::: GIVEN DATA :::
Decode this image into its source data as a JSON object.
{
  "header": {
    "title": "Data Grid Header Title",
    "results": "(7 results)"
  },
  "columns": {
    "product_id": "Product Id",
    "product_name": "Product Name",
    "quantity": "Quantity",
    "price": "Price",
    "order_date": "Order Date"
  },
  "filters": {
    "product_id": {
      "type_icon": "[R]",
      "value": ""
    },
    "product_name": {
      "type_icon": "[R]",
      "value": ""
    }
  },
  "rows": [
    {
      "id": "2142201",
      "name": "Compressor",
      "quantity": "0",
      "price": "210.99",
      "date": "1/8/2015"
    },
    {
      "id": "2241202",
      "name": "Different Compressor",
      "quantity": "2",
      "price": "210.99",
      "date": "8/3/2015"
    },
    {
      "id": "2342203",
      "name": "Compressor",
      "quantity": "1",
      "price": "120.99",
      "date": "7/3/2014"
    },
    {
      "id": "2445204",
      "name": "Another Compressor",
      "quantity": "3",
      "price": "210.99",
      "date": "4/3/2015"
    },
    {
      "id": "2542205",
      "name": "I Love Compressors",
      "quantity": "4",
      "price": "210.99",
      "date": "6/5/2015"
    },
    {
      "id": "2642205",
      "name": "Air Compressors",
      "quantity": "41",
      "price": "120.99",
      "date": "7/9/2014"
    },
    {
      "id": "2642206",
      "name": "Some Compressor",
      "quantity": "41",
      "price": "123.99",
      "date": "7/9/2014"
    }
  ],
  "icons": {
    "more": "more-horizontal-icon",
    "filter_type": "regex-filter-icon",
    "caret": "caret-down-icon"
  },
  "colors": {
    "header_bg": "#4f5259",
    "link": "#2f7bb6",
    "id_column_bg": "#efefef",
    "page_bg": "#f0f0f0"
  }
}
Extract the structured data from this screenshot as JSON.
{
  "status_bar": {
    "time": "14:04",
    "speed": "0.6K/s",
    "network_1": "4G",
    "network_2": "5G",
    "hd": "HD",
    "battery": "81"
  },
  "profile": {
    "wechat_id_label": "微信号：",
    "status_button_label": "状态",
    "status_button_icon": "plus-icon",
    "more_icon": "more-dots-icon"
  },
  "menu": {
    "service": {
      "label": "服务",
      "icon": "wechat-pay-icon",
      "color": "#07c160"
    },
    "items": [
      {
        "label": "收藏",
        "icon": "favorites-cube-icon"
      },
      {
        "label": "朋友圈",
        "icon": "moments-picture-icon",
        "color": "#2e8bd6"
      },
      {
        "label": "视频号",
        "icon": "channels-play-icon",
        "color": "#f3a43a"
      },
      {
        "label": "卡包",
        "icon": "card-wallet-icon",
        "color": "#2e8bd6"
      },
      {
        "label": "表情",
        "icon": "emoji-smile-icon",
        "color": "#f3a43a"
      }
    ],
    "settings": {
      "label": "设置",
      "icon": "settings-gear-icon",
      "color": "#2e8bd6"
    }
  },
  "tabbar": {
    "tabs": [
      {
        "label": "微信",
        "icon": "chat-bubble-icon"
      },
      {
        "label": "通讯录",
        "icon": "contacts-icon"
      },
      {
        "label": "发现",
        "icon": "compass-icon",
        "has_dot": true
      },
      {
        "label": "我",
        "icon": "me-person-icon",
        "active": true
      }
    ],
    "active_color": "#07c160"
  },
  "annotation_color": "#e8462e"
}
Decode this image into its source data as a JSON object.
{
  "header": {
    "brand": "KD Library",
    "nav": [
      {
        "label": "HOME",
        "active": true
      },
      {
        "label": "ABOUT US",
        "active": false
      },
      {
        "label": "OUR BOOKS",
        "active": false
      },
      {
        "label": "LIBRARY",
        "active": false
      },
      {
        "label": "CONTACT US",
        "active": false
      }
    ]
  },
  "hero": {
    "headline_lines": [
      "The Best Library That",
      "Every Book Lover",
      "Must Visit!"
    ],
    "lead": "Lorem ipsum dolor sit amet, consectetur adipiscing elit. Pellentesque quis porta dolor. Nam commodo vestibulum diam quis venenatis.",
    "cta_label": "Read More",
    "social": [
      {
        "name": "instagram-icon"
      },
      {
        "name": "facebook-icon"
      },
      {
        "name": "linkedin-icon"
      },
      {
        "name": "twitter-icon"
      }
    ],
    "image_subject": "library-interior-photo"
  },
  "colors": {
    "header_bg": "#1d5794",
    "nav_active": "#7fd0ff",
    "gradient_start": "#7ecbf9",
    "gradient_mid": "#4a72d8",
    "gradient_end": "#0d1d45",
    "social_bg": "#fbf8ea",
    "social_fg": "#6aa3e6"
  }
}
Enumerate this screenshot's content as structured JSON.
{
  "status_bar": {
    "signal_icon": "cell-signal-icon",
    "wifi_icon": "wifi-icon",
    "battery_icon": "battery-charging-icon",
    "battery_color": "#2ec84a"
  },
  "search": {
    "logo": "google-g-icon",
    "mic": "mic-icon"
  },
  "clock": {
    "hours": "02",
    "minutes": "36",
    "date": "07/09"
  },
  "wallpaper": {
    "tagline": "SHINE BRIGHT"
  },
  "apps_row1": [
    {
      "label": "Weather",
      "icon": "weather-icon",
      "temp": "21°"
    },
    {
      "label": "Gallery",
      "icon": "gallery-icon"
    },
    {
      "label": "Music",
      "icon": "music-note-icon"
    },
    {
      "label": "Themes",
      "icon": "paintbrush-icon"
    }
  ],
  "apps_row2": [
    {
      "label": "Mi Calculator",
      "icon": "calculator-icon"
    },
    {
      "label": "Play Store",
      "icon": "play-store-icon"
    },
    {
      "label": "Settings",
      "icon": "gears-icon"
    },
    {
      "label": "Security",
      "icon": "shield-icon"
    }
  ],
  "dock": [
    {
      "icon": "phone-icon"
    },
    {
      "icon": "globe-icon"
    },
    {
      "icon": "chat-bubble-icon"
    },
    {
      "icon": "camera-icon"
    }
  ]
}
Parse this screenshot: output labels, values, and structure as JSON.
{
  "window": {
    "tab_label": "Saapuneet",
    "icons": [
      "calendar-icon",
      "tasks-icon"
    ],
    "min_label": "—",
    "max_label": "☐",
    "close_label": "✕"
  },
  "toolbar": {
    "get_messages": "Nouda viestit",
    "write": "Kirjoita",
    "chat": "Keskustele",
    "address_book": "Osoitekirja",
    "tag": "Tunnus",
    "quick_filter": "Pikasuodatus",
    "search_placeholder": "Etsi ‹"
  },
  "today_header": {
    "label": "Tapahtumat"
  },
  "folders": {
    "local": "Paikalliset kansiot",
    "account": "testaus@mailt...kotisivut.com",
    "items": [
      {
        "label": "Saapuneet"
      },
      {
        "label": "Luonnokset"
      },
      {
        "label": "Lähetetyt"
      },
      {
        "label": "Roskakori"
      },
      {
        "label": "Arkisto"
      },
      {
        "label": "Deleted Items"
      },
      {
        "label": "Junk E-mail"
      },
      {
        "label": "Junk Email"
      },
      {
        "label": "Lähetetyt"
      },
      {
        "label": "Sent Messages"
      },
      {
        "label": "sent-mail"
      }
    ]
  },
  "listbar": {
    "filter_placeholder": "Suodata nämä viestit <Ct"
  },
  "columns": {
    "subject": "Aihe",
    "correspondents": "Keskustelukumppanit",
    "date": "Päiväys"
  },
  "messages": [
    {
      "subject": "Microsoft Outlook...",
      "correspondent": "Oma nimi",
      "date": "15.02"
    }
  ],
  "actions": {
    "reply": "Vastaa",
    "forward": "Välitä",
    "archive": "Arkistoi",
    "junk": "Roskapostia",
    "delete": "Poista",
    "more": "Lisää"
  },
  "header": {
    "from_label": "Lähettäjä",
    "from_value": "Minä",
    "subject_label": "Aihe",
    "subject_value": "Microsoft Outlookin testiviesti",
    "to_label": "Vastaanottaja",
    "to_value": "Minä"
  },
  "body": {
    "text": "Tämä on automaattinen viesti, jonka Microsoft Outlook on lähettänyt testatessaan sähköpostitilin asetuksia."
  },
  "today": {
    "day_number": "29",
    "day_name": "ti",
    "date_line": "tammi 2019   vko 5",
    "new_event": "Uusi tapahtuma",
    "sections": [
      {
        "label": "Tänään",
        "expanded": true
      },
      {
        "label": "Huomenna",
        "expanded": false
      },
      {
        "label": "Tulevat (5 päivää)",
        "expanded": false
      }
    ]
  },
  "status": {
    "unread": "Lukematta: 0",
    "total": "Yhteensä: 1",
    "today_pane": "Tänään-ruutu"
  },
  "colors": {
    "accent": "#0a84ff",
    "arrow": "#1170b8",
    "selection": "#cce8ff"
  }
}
:::
■ **GIVEN INSTRUCTION**
Check each line of the entries above for the word "quantity". List the ones that have it.

■ **THE OUTPUT**
    "quantity": "Quantity",
      "quantity": "0",
      "quantity": "2",
      "quantity": "1",
      "quantity": "3",
      "quantity": "4",
      "quantity": "41",
      "quantity": "41",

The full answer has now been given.